- Written task: Can you reproduce the data beneath, keeping every line exact?

- Material:
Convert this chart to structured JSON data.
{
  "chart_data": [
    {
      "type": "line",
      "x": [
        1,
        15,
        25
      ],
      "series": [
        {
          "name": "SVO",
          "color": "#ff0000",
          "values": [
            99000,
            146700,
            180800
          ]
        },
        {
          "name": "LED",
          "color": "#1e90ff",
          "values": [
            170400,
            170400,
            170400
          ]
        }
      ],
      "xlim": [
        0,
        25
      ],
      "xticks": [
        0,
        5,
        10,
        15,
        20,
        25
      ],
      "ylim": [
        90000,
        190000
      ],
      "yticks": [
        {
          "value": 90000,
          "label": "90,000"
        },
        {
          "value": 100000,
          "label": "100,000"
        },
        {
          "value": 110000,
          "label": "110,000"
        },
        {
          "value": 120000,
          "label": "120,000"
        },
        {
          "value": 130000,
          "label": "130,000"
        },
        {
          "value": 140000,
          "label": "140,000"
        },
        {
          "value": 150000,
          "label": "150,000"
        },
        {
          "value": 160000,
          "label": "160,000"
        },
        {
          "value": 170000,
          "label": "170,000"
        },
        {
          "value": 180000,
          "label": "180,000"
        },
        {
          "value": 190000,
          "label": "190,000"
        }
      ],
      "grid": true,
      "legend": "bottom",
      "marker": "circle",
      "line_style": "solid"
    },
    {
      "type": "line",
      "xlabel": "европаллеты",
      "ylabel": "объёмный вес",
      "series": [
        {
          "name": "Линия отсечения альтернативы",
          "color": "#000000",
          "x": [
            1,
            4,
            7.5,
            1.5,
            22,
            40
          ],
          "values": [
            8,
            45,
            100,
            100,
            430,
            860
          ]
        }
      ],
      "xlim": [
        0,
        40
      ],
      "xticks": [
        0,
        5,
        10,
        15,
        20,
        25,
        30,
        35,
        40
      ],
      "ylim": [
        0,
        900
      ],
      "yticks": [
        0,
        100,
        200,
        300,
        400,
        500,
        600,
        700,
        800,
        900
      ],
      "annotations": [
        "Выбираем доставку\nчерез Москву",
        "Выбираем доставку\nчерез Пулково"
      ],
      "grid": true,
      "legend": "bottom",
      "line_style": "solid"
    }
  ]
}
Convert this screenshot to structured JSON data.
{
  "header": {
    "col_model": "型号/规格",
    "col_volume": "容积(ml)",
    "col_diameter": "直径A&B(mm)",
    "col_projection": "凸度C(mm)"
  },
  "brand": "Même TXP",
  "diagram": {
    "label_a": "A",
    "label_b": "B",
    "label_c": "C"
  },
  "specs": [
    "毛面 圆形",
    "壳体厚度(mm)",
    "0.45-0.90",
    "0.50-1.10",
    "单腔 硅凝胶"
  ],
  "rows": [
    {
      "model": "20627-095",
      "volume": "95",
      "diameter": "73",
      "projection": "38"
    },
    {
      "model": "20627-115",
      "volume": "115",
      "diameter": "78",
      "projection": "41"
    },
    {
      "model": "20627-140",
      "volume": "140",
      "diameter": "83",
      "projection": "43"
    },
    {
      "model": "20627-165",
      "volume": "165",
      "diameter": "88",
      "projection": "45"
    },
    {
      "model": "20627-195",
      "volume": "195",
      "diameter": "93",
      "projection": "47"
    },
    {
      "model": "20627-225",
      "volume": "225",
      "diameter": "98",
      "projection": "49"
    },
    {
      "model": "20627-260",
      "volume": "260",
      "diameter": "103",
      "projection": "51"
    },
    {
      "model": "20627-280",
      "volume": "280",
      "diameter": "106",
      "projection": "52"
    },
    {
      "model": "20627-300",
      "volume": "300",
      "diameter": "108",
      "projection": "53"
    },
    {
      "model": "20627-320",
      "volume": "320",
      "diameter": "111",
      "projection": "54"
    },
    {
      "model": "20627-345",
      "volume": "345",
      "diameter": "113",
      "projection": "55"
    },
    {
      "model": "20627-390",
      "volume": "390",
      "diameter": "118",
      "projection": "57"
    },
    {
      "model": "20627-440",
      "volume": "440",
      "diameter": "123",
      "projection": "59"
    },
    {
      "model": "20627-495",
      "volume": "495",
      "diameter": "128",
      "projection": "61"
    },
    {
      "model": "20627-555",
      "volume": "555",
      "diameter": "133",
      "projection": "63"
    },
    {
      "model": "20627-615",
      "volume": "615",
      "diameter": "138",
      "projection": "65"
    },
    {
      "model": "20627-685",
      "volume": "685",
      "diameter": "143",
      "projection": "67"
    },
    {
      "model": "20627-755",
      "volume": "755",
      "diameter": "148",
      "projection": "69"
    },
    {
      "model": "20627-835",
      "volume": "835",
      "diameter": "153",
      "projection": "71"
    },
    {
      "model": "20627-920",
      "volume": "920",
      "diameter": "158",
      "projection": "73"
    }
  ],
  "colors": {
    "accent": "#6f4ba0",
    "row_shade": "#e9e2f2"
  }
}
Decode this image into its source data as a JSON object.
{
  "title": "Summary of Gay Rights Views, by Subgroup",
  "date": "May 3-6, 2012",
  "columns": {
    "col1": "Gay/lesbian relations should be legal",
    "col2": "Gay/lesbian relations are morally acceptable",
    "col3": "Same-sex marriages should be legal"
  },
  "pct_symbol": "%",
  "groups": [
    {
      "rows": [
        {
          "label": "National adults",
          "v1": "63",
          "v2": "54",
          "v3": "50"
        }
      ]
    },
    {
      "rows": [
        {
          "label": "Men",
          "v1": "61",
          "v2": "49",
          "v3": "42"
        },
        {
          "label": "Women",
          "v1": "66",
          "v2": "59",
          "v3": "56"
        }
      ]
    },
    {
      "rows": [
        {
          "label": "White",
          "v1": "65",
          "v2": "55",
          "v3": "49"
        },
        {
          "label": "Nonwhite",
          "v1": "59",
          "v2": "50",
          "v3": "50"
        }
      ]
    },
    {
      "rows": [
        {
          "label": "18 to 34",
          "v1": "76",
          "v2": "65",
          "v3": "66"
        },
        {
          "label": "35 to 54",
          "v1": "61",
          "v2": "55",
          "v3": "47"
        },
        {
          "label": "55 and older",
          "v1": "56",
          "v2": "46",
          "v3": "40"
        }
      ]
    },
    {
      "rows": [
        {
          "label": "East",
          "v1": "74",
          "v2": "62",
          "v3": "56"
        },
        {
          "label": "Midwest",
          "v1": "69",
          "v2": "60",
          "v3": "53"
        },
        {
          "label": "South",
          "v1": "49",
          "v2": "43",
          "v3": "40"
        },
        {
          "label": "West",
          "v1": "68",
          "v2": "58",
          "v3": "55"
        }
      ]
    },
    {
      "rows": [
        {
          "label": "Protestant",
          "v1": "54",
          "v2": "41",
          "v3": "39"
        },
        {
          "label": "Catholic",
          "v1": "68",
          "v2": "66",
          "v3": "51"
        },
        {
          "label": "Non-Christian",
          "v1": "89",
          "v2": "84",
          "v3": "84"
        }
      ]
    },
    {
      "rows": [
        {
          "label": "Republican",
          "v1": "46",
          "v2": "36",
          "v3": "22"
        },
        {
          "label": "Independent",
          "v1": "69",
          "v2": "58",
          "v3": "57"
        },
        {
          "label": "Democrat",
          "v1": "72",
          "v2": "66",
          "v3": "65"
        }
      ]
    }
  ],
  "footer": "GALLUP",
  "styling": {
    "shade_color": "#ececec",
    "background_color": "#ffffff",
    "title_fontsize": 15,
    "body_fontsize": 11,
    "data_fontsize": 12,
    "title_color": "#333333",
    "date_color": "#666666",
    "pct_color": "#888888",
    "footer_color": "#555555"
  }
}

- Written response:
Convert this chart to structured JSON data.
{
  "chart_data": [
    {
      "type": "line",
      "x": [
        1,
        15,
        25
      ],
      "series": [
        {
          "name": "SVO",
          "color": "#ff0000",
          "values": [
            99000,
            146700,
            180800
          ]
        },
        {
          "name": "LED",
          "color": "#1e90ff",
          "values": [
            170400,
            170400,
            170400
          ]
        }
      ],
      "xlim": [
        0,
        25
      ],
      "xticks": [
        0,
        5,
        10,
        15,
        20,
        25
      ],
      "ylim": [
        90000,
        190000
      ],
      "yticks": [
        {
          "value": 90000,
          "label": "90,000"
        },
        {
          "value": 100000,
          "label": "100,000"
        },
        {
          "value": 110000,
          "label": "110,000"
        },
        {
          "value": 120000,
          "label": "120,000"
        },
        {
          "value": 130000,
          "label": "130,000"
        },
        {
          "value": 140000,
          "label": "140,000"
        },
        {
          "value": 150000,
          "label": "150,000"
        },
        {
          "value": 160000,
          "label": "160,000"
        },
        {
          "value": 170000,
          "label": "170,000"
        },
        {
          "value": 180000,
          "label": "180,000"
        },
        {
          "value": 190000,
          "label": "190,000"
        }
      ],
      "grid": true,
      "legend": "bottom",
      "marker": "circle",
      "line_style": "solid"
    },
    {
      "type": "line",
      "xlabel": "европаллеты",
      "ylabel": "объёмный вес",
      "series": [
        {
          "name": "Линия отсечения альтернативы",
          "color": "#000000",
          "x": [
            1,
            4,
            7.5,
            1.5,
            22,
            40
          ],
          "values": [
            8,
            45,
            100,
            100,
            430,
            860
          ]
        }
      ],
      "xlim": [
        0,
        40
      ],
      "xticks": [
        0,
        5,
        10,
        15,
        20,
        25,
        30,
        35,
        40
      ],
      "ylim": [
        0,
        900
      ],
      "yticks": [
        0,
        100,
        200,
        300,
        400,
        500,
        600,
        700,
        800,
        900
      ],
      "annotations": [
        "Выбираем доставку\nчерез Москву",
        "Выбираем доставку\nчерез Пулково"
      ],
      "grid": true,
      "legend": "bottom",
      "line_style": "solid"
    }
  ]
}
Convert this screenshot to structured JSON data.
{
  "header": {
    "col_model": "型号/规格",
    "col_volume": "容积(ml)",
    "col_diameter": "直径A&B(mm)",
    "col_projection": "凸度C(mm)"
  },
  "brand": "Même TXP",
  "diagram": {
    "label_a": "A",
    "label_b": "B",
    "label_c": "C"
  },
  "specs": [
    "毛面 圆形",
    "壳体厚度(mm)",
    "0.45-0.90",
    "0.50-1.10",
    "单腔 硅凝胶"
  ],
  "rows": [
    {
      "model": "20627-095",
      "volume": "95",
      "diameter": "73",
      "projection": "38"
    },
    {
      "model": "20627-115",
      "volume": "115",
      "diameter": "78",
      "projection": "41"
    },
    {
      "model": "20627-140",
      "volume": "140",
      "diameter": "83",
      "projection": "43"
    },
    {
      "model": "20627-165",
      "volume": "165",
      "diameter": "88",
      "projection": "45"
    },
    {
      "model": "20627-195",
      "volume": "195",
      "diameter": "93",
      "projection": "47"
    },
    {
      "model": "20627-225",
      "volume": "225",
      "diameter": "98",
      "projection": "49"
    },
    {
      "model": "20627-260",
      "volume": "260",
      "diameter": "103",
      "projection": "51"
    },
    {
      "model": "20627-280",
      "volume": "280",
      "diameter": "106",
      "projection": "52"
    },
    {
      "model": "20627-300",
      "volume": "300",
      "diameter": "108",
      "projection": "53"
    },
    {
      "model": "20627-320",
      "volume": "320",
      "diameter": "111",
      "projection": "54"
    },
    {
      "model": "20627-345",
      "volume": "345",
      "diameter": "113",
      "projection": "55"
    },
    {
      "model": "20627-390",
      "volume": "390",
      "diameter": "118",
      "projection": "57"
    },
    {
      "model": "20627-440",
      "volume": "440",
      "diameter": "123",
      "projection": "59"
    },
    {
      "model": "20627-495",
      "volume": "495",
      "diameter": "128",
      "projection": "61"
    },
    {
      "model": "20627-555",
      "volume": "555",
      "diameter": "133",
      "projection": "63"
    },
    {
      "model": "20627-615",
      "volume": "615",
      "diameter": "138",
      "projection": "65"
    },
    {
      "model": "20627-685",
      "volume": "685",
      "diameter": "143",
      "projection": "67"
    },
    {
      "model": "20627-755",
      "volume": "755",
      "diameter": "148",
      "projection": "69"
    },
    {
      "model": "20627-835",
      "volume": "835",
      "diameter": "153",
      "projection": "71"
    },
    {
      "model": "20627-920",
      "volume": "920",
      "diameter": "158",
      "projection": "73"
    }
  ],
  "colors": {
    "accent": "#6f4ba0",
    "row_shade": "#e9e2f2"
  }
}
Decode this image into its source data as a JSON object.
{
  "title": "Summary of Gay Rights Views, by Subgroup",
  "date": "May 3-6, 2012",
  "columns": {
    "col1": "Gay/lesbian relations should be legal",
    "col2": "Gay/lesbian relations are morally acceptable",
    "col3": "Same-sex marriages should be legal"
  },
  "pct_symbol": "%",
  "groups": [
    {
      "rows": [
        {
          "label": "National adults",
          "v1": "63",
          "v2": "54",
          "v3": "50"
        }
      ]
    },
    {
      "rows": [
        {
          "label": "Men",
          "v1": "61",
          "v2": "49",
          "v3": "42"
        },
        {
          "label": "Women",
          "v1": "66",
          "v2": "59",
          "v3": "56"
        }
      ]
    },
    {
      "rows": [
        {
          "label": "White",
          "v1": "65",
          "v2": "55",
          "v3": "49"
        },
        {
          "label": "Nonwhite",
          "v1": "59",
          "v2": "50",
          "v3": "50"
        }
      ]
    },
    {
      "rows": [
        {
          "label": "18 to 34",
          "v1": "76",
          "v2": "65",
          "v3": "66"
        },
        {
          "label": "35 to 54",
          "v1": "61",
          "v2": "55",
          "v3": "47"
        },
        {
          "label": "55 and older",
          "v1": "56",
          "v2": "46",
          "v3": "40"
        }
      ]
    },
    {
      "rows": [
        {
          "label": "East",
          "v1": "74",
          "v2": "62",
          "v3": "56"
        },
        {
          "label": "Midwest",
          "v1": "69",
          "v2": "60",
          "v3": "53"
        },
        {
          "label": "South",
          "v1": "49",
          "v2": "43",
          "v3": "40"
        },
        {
          "label": "West",
          "v1": "68",
          "v2": "58",
          "v3": "55"
        }
      ]
    },
    {
      "rows": [
        {
          "label": "Protestant",
          "v1": "54",
          "v2": "41",
          "v3": "39"
        },
        {
          "label": "Catholic",
          "v1": "68",
          "v2": "66",
          "v3": "51"
        },
        {
          "label": "Non-Christian",
          "v1": "89",
          "v2": "84",
          "v3": "84"
        }
      ]
    },
    {
      "rows": [
        {
          "label": "Republican",
          "v1": "46",
          "v2": "36",
          "v3": "22"
        },
        {
          "label": "Independent",
          "v1": "69",
          "v2": "58",
          "v3": "57"
        },
        {
          "label": "Democrat",
          "v1": "72",
          "v2": "66",
          "v3": "65"
        }
      ]
    }
  ],
  "footer": "GALLUP",
  "styling": {
    "shade_color": "#ececec",
    "background_color": "#ffffff",
    "title_fontsize": 15,
    "body_fontsize": 11,
    "data_fontsize": 12,
    "title_color": "#333333",
    "date_color": "#666666",
    "pct_color": "#888888",
    "footer_color": "#555555"
  }
}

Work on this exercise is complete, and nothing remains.